> **DATA SUPPLIED**
━━━

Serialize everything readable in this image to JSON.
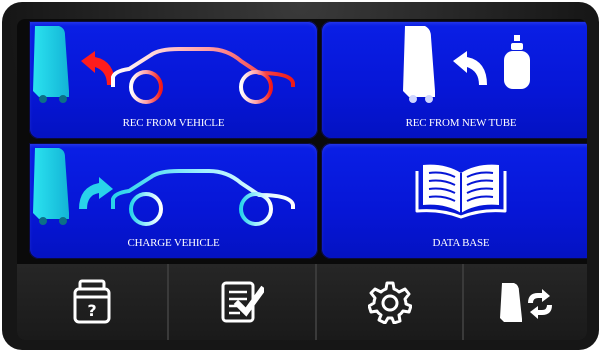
{
  "tiles": {
    "rec_from_vehicle": "REC FROM VEHICLE",
    "rec_from_new_tube": "REC FROM NEW TUBE",
    "charge_vehicle": "CHARGE VEHICLE",
    "data_base": "DATA BASE"
  },
  "icons": {
    "machine": "recovery-machine-icon",
    "car": "car-outline-icon",
    "arrow_back": "curved-arrow-left-icon",
    "arrow_forward": "curved-arrow-right-icon",
    "tank": "refrigerant-tank-icon",
    "book": "open-book-icon",
    "tank_question": "tank-question-icon",
    "checklist": "checklist-icon",
    "gear": "gear-icon",
    "machine_sync": "machine-sync-icon"
  },
  "colors": {
    "tile_blue": "#0616d6",
    "recover_red": "#e8201c",
    "charge_cyan": "#29d3ea",
    "bar_bg": "#1f1f1f",
    "icon_white": "#ffffff"
  }
}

━━━

> **INSTRUCTION**
Pull out every line of the records above that contains the word "VEHICLE".

> **OUTPUT FOR THIS EXERCISE**
    "rec_from_vehicle": "REC FROM VEHICLE",
    "charge_vehicle": "CHARGE VEHICLE",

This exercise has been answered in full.